** WORK TO BE COMPLETED **
Select the lines that contain "Events" and copy each of them.

** MATERIAL SUPPLIED **
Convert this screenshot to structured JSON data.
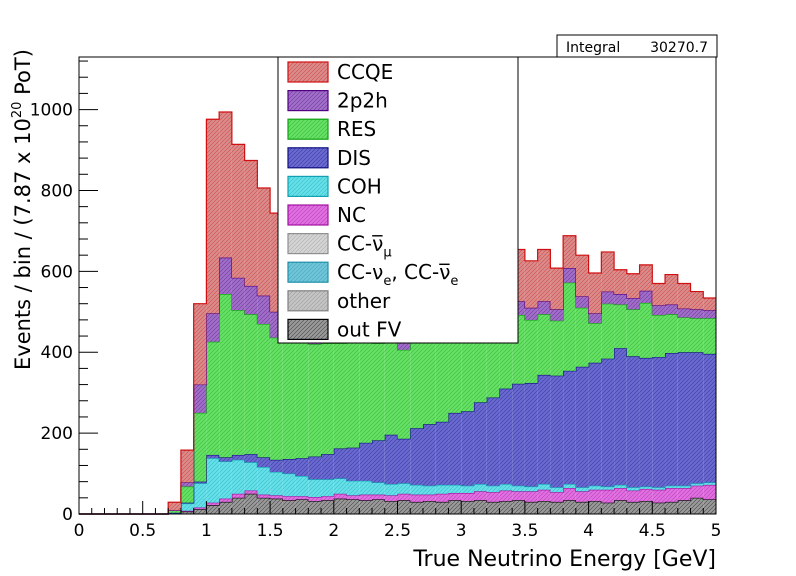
{
  "stats_box": {
    "label": "Integral",
    "value": "30270.7"
  },
  "chart_data": {
    "type": "area",
    "subtype": "stacked-histogram",
    "xlabel": "True Neutrino Energy [GeV]",
    "ylabel": "Events / bin / (7.87 x 10^20 PoT)",
    "ylabel_parts": {
      "main": "Events / bin / (7.87 x 10",
      "exp": "20",
      "tail": " PoT)"
    },
    "xlim": [
      0,
      5
    ],
    "ylim": [
      0,
      1130
    ],
    "bin_width": 0.1,
    "x_ticks": [
      0,
      0.5,
      1,
      1.5,
      2,
      2.5,
      3,
      3.5,
      4,
      4.5,
      5
    ],
    "x_tick_labels": [
      "0",
      "0.5",
      "1",
      "1.5",
      "2",
      "2.5",
      "3",
      "3.5",
      "4",
      "4.5",
      "5"
    ],
    "y_ticks": [
      0,
      200,
      400,
      600,
      800,
      1000
    ],
    "y_tick_labels": [
      "0",
      "200",
      "400",
      "600",
      "800",
      "1000"
    ],
    "grid": false,
    "legend_position": "top-center",
    "legend": [
      {
        "parts": [
          [
            "CCQE",
            ""
          ]
        ],
        "fill": "#d98c8c",
        "stroke": "#d01010"
      },
      {
        "parts": [
          [
            "2p2h",
            ""
          ]
        ],
        "fill": "#a070c8",
        "stroke": "#500080"
      },
      {
        "parts": [
          [
            "RES",
            ""
          ]
        ],
        "fill": "#66e066",
        "stroke": "#10a010"
      },
      {
        "parts": [
          [
            "DIS",
            ""
          ]
        ],
        "fill": "#6a6ad0",
        "stroke": "#101080"
      },
      {
        "parts": [
          [
            "COH",
            ""
          ]
        ],
        "fill": "#66e0e8",
        "stroke": "#10a0b0"
      },
      {
        "parts": [
          [
            "NC",
            ""
          ]
        ],
        "fill": "#e070e0",
        "stroke": "#a010a0"
      },
      {
        "parts": [
          [
            "CC-",
            ""
          ],
          [
            "ν̅",
            ""
          ],
          [
            "μ",
            "sub"
          ]
        ],
        "fill": "#d4d4d4",
        "stroke": "#909090"
      },
      {
        "parts": [
          [
            "CC-",
            ""
          ],
          [
            "ν",
            ""
          ],
          [
            "e",
            "sub"
          ],
          [
            ", CC-",
            ""
          ],
          [
            "ν̅",
            ""
          ],
          [
            "e",
            "sub"
          ]
        ],
        "fill": "#70c4d8",
        "stroke": "#2090a8"
      },
      {
        "parts": [
          [
            "other",
            ""
          ]
        ],
        "fill": "#c4c4c4",
        "stroke": "#808080"
      },
      {
        "parts": [
          [
            "out FV",
            ""
          ]
        ],
        "fill": "#9a9a9a",
        "stroke": "#000000"
      }
    ],
    "stack_order": [
      "out FV",
      "NC",
      "COH",
      "DIS",
      "RES",
      "2p2h",
      "CCQE"
    ],
    "series": [
      {
        "name": "out FV",
        "fill": "#9a9a9a",
        "stroke": "#000000",
        "values": [
          0,
          0,
          0,
          0,
          0,
          0,
          0,
          2,
          6,
          12,
          22,
          30,
          40,
          50,
          40,
          38,
          34,
          36,
          32,
          34,
          38,
          36,
          34,
          36,
          32,
          34,
          30,
          32,
          30,
          34,
          32,
          34,
          30,
          32,
          34,
          30,
          32,
          30,
          34,
          30,
          32,
          28,
          34,
          30,
          32,
          28,
          30,
          34,
          40,
          36
        ]
      },
      {
        "name": "NC",
        "fill": "#e070e0",
        "stroke": "#a010a0",
        "values": [
          0,
          0,
          0,
          0,
          0,
          0,
          0,
          0,
          2,
          4,
          6,
          8,
          10,
          8,
          8,
          8,
          10,
          8,
          10,
          10,
          12,
          10,
          14,
          12,
          14,
          16,
          18,
          16,
          20,
          18,
          20,
          22,
          24,
          26,
          22,
          26,
          28,
          24,
          30,
          26,
          28,
          32,
          30,
          28,
          30,
          32,
          34,
          30,
          30,
          36
        ]
      },
      {
        "name": "COH",
        "fill": "#66e0e8",
        "stroke": "#10a0b0",
        "values": [
          0,
          0,
          0,
          0,
          0,
          0,
          0,
          1,
          18,
          60,
          110,
          92,
          84,
          70,
          68,
          58,
          56,
          50,
          44,
          42,
          38,
          36,
          34,
          30,
          28,
          26,
          24,
          22,
          22,
          20,
          18,
          18,
          16,
          16,
          14,
          12,
          14,
          12,
          10,
          10,
          10,
          8,
          8,
          8,
          6,
          6,
          6,
          6,
          6,
          6
        ]
      },
      {
        "name": "DIS",
        "fill": "#6a6ad0",
        "stroke": "#101080",
        "values": [
          0,
          0,
          0,
          0,
          0,
          0,
          0,
          0,
          2,
          4,
          8,
          10,
          12,
          20,
          24,
          30,
          36,
          44,
          56,
          62,
          74,
          82,
          94,
          104,
          122,
          110,
          140,
          152,
          156,
          178,
          184,
          202,
          218,
          236,
          252,
          256,
          270,
          276,
          280,
          298,
          304,
          316,
          338,
          324,
          318,
          322,
          328,
          330,
          324,
          318
        ]
      },
      {
        "name": "RES",
        "fill": "#66e066",
        "stroke": "#10a010",
        "values": [
          0,
          0,
          0,
          0,
          0,
          0,
          0,
          6,
          40,
          170,
          280,
          404,
          358,
          346,
          330,
          302,
          292,
          290,
          278,
          274,
          260,
          260,
          250,
          240,
          246,
          220,
          226,
          210,
          206,
          200,
          190,
          190,
          168,
          166,
          170,
          156,
          150,
          136,
          218,
          146,
          98,
          136,
          108,
          116,
          136,
          104,
          96,
          86,
          84,
          88
        ]
      },
      {
        "name": "2p2h",
        "fill": "#a070c8",
        "stroke": "#500080",
        "values": [
          0,
          0,
          0,
          0,
          0,
          0,
          0,
          0,
          10,
          70,
          70,
          90,
          80,
          70,
          70,
          64,
          66,
          62,
          62,
          58,
          54,
          50,
          48,
          48,
          44,
          46,
          42,
          42,
          40,
          38,
          36,
          38,
          34,
          32,
          34,
          30,
          32,
          28,
          36,
          28,
          24,
          30,
          26,
          28,
          30,
          24,
          24,
          22,
          22,
          20
        ]
      },
      {
        "name": "CCQE",
        "fill": "#d98c8c",
        "stroke": "#d01010",
        "values": [
          0,
          0,
          0,
          0,
          0,
          0,
          0,
          20,
          80,
          200,
          480,
          360,
          330,
          310,
          266,
          244,
          256,
          222,
          218,
          196,
          192,
          192,
          190,
          176,
          180,
          172,
          162,
          156,
          146,
          146,
          140,
          140,
          132,
          124,
          128,
          116,
          128,
          102,
          80,
          102,
          100,
          98,
          60,
          60,
          64,
          54,
          74,
          62,
          44,
          30
        ]
      }
    ]
  }
}
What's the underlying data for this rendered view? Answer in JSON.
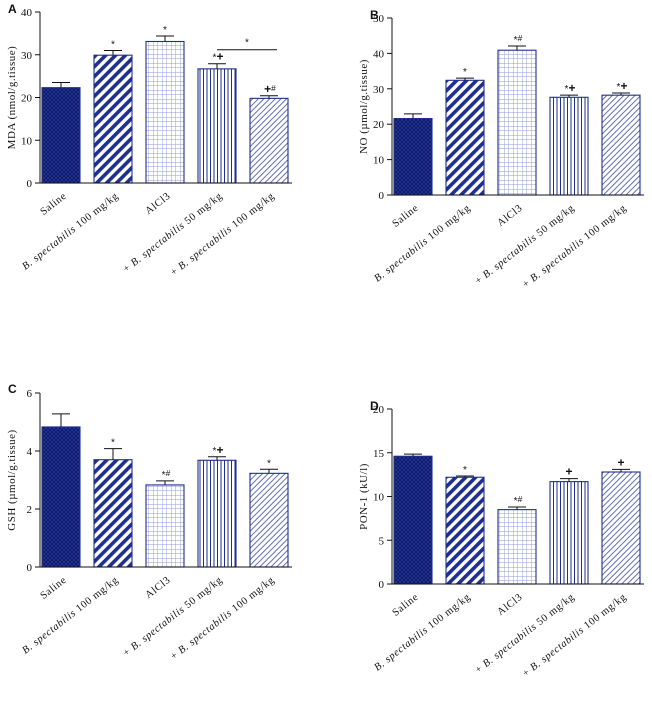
{
  "chart_data": [
    {
      "panel": "A",
      "type": "bar",
      "ylabel": "MDA (nmol/g.tissue)",
      "ylim": [
        0,
        40
      ],
      "yticks": [
        0,
        10,
        20,
        30,
        40
      ],
      "categories": [
        "Saline",
        "B. spectabilis 100 mg/kg",
        "AlCl3",
        "+ B. spectabilis 50 mg/kg",
        "+ B. spectabilis 100 mg/kg"
      ],
      "values": [
        22.3,
        29.9,
        33.1,
        26.7,
        19.8
      ],
      "errors": [
        1.2,
        1.1,
        1.3,
        1.2,
        0.6
      ],
      "annotations": [
        "",
        "*",
        "*",
        "*+",
        "+#"
      ],
      "bracket": {
        "from": 3,
        "to": 4,
        "label": "*"
      }
    },
    {
      "panel": "B",
      "type": "bar",
      "ylabel": "NO (µmol/g.tissue)",
      "ylim": [
        0,
        50
      ],
      "yticks": [
        0,
        10,
        20,
        30,
        40,
        50
      ],
      "categories": [
        "Saline",
        "B. spectabilis 100 mg/kg",
        "AlCl3",
        "+ B. spectabilis 50 mg/kg",
        "+ B. spectabilis 100 mg/kg"
      ],
      "values": [
        21.6,
        32.4,
        40.9,
        27.6,
        28.2
      ],
      "errors": [
        1.3,
        0.6,
        1.2,
        0.6,
        0.6
      ],
      "annotations": [
        "",
        "*",
        "*#",
        "*+",
        "*+"
      ]
    },
    {
      "panel": "C",
      "type": "bar",
      "ylabel": "GSH (µmol/g.tissue)",
      "ylim": [
        0,
        6
      ],
      "yticks": [
        0,
        2,
        4,
        6
      ],
      "categories": [
        "Saline",
        "B. spectabilis 100 mg/kg",
        "AlCl3",
        "+ B. spectabilis 50 mg/kg",
        "+ B. spectabilis 100 mg/kg"
      ],
      "values": [
        4.83,
        3.7,
        2.83,
        3.68,
        3.23
      ],
      "errors": [
        0.45,
        0.38,
        0.14,
        0.12,
        0.14
      ],
      "annotations": [
        "",
        "*",
        "*#",
        "*+",
        "*"
      ]
    },
    {
      "panel": "D",
      "type": "bar",
      "ylabel": "PON-1 (kU/l)",
      "ylim": [
        0,
        20
      ],
      "yticks": [
        0,
        5,
        10,
        15,
        20
      ],
      "categories": [
        "Saline",
        "B. spectabilis 100 mg/kg",
        "AlCl3",
        "+ B. spectabilis 50 mg/kg",
        "+ B. spectabilis 100 mg/kg"
      ],
      "values": [
        14.6,
        12.2,
        8.5,
        11.7,
        12.8
      ],
      "errors": [
        0.25,
        0.15,
        0.3,
        0.35,
        0.3
      ],
      "annotations": [
        "",
        "*",
        "*#",
        "+",
        "+"
      ]
    }
  ],
  "colors": {
    "bar": "#1f2f8f",
    "axis": "#111111"
  }
}
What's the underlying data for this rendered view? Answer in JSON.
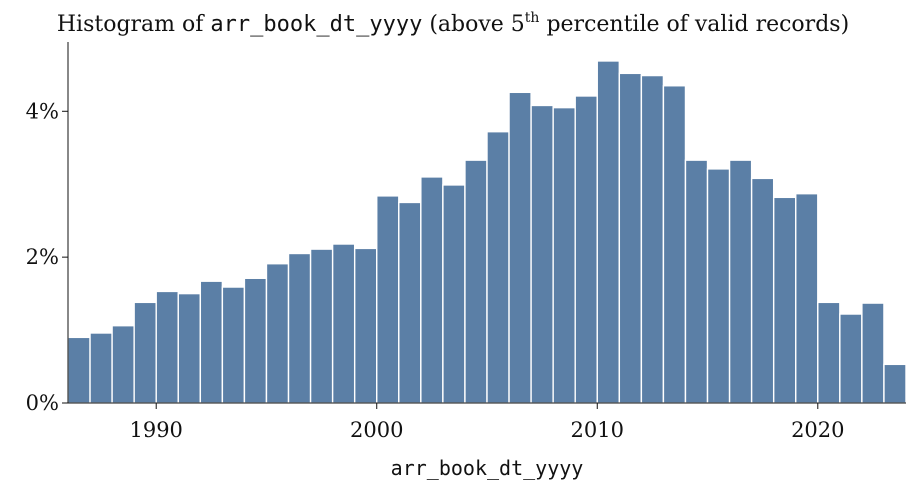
{
  "chart_data": {
    "type": "bar",
    "title": {
      "prefix": "Histogram of ",
      "variable": "arr_book_dt_yyyy",
      "middle": " (above 5",
      "superscript": "th",
      "suffix": " percentile of valid records)"
    },
    "xlabel": "arr_book_dt_yyyy",
    "ylabel": "",
    "x": [
      1986,
      1987,
      1988,
      1989,
      1990,
      1991,
      1992,
      1993,
      1994,
      1995,
      1996,
      1997,
      1998,
      1999,
      2000,
      2001,
      2002,
      2003,
      2004,
      2005,
      2006,
      2007,
      2008,
      2009,
      2010,
      2011,
      2012,
      2013,
      2014,
      2015,
      2016,
      2017,
      2018,
      2019,
      2020,
      2021,
      2022,
      2023
    ],
    "values": [
      0.9,
      0.96,
      1.06,
      1.38,
      1.53,
      1.5,
      1.67,
      1.59,
      1.71,
      1.91,
      2.05,
      2.11,
      2.18,
      2.12,
      2.84,
      2.75,
      3.1,
      2.99,
      3.33,
      3.72,
      4.26,
      4.08,
      4.05,
      4.21,
      4.69,
      4.52,
      4.49,
      4.35,
      3.33,
      3.21,
      3.33,
      3.08,
      2.82,
      2.87,
      1.38,
      1.22,
      1.37,
      0.53
    ],
    "bin_width": 1,
    "xlim": [
      1986,
      2024
    ],
    "ylim": [
      0,
      4.95
    ],
    "xticks": [
      1990,
      2000,
      2010,
      2020
    ],
    "xtick_labels": [
      "1990",
      "2000",
      "2010",
      "2020"
    ],
    "yticks": [
      0,
      2,
      4
    ],
    "ytick_labels": [
      "0%",
      "2%",
      "4%"
    ],
    "grid": false,
    "legend": "none",
    "bar_color": "#5b7fa6",
    "bar_edge_color": "#ffffff"
  }
}
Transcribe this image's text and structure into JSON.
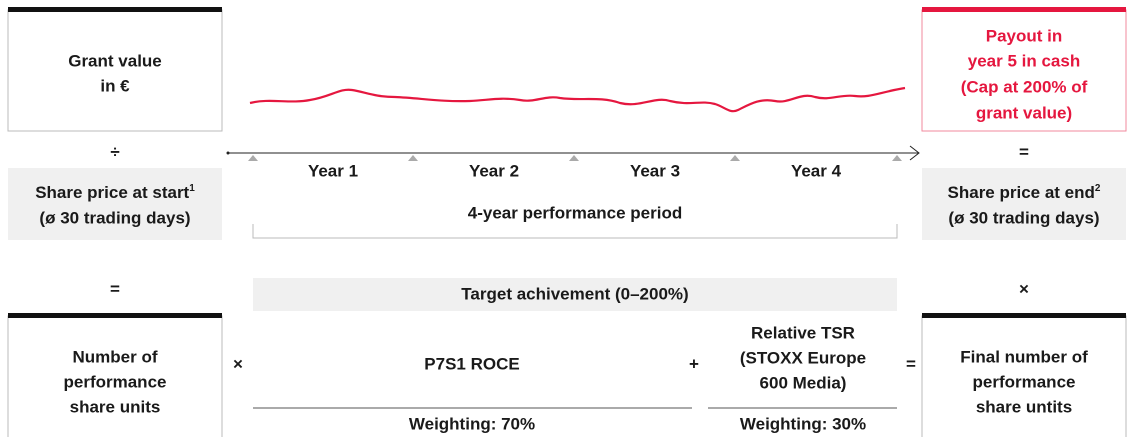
{
  "left": {
    "grant": [
      "Grant value",
      "in €"
    ],
    "op1": "÷",
    "share_price": {
      "text": "Share price at start",
      "note": "1",
      "sub": "(ø 30 trading days)"
    },
    "op2": "=",
    "units": [
      "Number of",
      "performance",
      "share units"
    ]
  },
  "middle": {
    "years": [
      "Year 1",
      "Year 2",
      "Year 3",
      "Year 4"
    ],
    "period": "4-year performance period",
    "target": "Target achivement (0–200%)",
    "op_left": "×",
    "roce": "P7S1 ROCE",
    "plus": "+",
    "tsr": [
      "Relative TSR",
      "(STOXX Europe",
      "600 Media)"
    ],
    "op_right": "=",
    "weights": [
      "Weighting: 70%",
      "Weighting: 30%"
    ]
  },
  "right": {
    "payout": [
      "Payout in",
      "year 5 in cash",
      "(Cap at 200% of",
      "grant value)"
    ],
    "op1": "=",
    "share_price": {
      "text": "Share price at end",
      "note": "2",
      "sub": "(ø 30 trading days)"
    },
    "op2": "×",
    "units": [
      "Final number of",
      "performance",
      "share untits"
    ]
  }
}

** EXERCISE RESULT **
    "ylabel": "Events / bin / (7.87 x 10^20 PoT)",
      "main": "Events / bin / (7.87 x 10",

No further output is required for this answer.